Prompt -
Quote every line as given.

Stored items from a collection
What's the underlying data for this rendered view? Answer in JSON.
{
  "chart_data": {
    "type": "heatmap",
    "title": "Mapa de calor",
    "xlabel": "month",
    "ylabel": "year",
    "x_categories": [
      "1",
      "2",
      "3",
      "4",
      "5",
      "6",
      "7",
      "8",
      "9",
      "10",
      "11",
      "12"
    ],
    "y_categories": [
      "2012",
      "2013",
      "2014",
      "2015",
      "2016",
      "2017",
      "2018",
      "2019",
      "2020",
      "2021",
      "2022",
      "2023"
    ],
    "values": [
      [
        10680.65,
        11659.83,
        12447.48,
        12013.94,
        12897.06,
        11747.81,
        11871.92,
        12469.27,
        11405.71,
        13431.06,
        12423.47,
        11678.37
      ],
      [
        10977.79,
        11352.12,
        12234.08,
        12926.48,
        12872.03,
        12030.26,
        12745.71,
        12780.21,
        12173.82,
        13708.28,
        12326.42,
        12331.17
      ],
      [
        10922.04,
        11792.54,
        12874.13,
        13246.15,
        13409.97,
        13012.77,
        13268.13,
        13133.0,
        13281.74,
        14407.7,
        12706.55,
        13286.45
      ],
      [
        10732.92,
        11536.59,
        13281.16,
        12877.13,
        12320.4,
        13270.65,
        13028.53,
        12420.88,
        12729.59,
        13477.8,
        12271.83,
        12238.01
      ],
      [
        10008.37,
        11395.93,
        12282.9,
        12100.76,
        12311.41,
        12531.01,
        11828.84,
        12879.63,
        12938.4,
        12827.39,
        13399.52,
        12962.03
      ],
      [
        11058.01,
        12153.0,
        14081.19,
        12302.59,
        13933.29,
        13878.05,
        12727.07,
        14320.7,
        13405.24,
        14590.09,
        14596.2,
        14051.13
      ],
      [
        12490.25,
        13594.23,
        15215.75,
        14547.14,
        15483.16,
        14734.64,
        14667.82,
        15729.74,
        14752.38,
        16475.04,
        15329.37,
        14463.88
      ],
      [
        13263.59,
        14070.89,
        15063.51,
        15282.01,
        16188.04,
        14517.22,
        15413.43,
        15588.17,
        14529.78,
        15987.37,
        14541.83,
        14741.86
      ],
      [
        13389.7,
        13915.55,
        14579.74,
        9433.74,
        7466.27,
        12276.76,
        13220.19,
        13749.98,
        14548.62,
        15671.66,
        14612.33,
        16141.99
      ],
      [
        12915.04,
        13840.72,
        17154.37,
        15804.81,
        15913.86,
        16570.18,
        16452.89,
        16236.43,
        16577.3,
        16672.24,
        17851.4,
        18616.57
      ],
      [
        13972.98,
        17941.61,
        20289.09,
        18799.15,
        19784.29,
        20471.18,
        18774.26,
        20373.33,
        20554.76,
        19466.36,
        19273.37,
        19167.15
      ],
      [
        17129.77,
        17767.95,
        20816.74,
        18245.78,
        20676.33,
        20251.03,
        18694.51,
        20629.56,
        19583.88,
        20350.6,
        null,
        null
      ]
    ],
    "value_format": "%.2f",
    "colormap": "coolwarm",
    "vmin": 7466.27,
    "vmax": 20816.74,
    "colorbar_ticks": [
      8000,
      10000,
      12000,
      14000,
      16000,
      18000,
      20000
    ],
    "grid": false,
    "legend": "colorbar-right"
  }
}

Correct response -
What's the underlying data for this rendered view? Answer in JSON.
{
  "chart_data": {
    "type": "heatmap",
    "title": "Mapa de calor",
    "xlabel": "month",
    "ylabel": "year",
    "x_categories": [
      "1",
      "2",
      "3",
      "4",
      "5",
      "6",
      "7",
      "8",
      "9",
      "10",
      "11",
      "12"
    ],
    "y_categories": [
      "2012",
      "2013",
      "2014",
      "2015",
      "2016",
      "2017",
      "2018",
      "2019",
      "2020",
      "2021",
      "2022",
      "2023"
    ],
    "values": [
      [
        10680.65,
        11659.83,
        12447.48,
        12013.94,
        12897.06,
        11747.81,
        11871.92,
        12469.27,
        11405.71,
        13431.06,
        12423.47,
        11678.37
      ],
      [
        10977.79,
        11352.12,
        12234.08,
        12926.48,
        12872.03,
        12030.26,
        12745.71,
        12780.21,
        12173.82,
        13708.28,
        12326.42,
        12331.17
      ],
      [
        10922.04,
        11792.54,
        12874.13,
        13246.15,
        13409.97,
        13012.77,
        13268.13,
        13133.0,
        13281.74,
        14407.7,
        12706.55,
        13286.45
      ],
      [
        10732.92,
        11536.59,
        13281.16,
        12877.13,
        12320.4,
        13270.65,
        13028.53,
        12420.88,
        12729.59,
        13477.8,
        12271.83,
        12238.01
      ],
      [
        10008.37,
        11395.93,
        12282.9,
        12100.76,
        12311.41,
        12531.01,
        11828.84,
        12879.63,
        12938.4,
        12827.39,
        13399.52,
        12962.03
      ],
      [
        11058.01,
        12153.0,
        14081.19,
        12302.59,
        13933.29,
        13878.05,
        12727.07,
        14320.7,
        13405.24,
        14590.09,
        14596.2,
        14051.13
      ],
      [
        12490.25,
        13594.23,
        15215.75,
        14547.14,
        15483.16,
        14734.64,
        14667.82,
        15729.74,
        14752.38,
        16475.04,
        15329.37,
        14463.88
      ],
      [
        13263.59,
        14070.89,
        15063.51,
        15282.01,
        16188.04,
        14517.22,
        15413.43,
        15588.17,
        14529.78,
        15987.37,
        14541.83,
        14741.86
      ],
      [
        13389.7,
        13915.55,
        14579.74,
        9433.74,
        7466.27,
        12276.76,
        13220.19,
        13749.98,
        14548.62,
        15671.66,
        14612.33,
        16141.99
      ],
      [
        12915.04,
        13840.72,
        17154.37,
        15804.81,
        15913.86,
        16570.18,
        16452.89,
        16236.43,
        16577.3,
        16672.24,
        17851.4,
        18616.57
      ],
      [
        13972.98,
        17941.61,
        20289.09,
        18799.15,
        19784.29,
        20471.18,
        18774.26,
        20373.33,
        20554.76,
        19466.36,
        19273.37,
        19167.15
      ],
      [
        17129.77,
        17767.95,
        20816.74,
        18245.78,
        20676.33,
        20251.03,
        18694.51,
        20629.56,
        19583.88,
        20350.6,
        null,
        null
      ]
    ],
    "value_format": "%.2f",
    "colormap": "coolwarm",
    "vmin": 7466.27,
    "vmax": 20816.74,
    "colorbar_ticks": [
      8000,
      10000,
      12000,
      14000,
      16000,
      18000,
      20000
    ],
    "grid": false,
    "legend": "colorbar-right"
  }
}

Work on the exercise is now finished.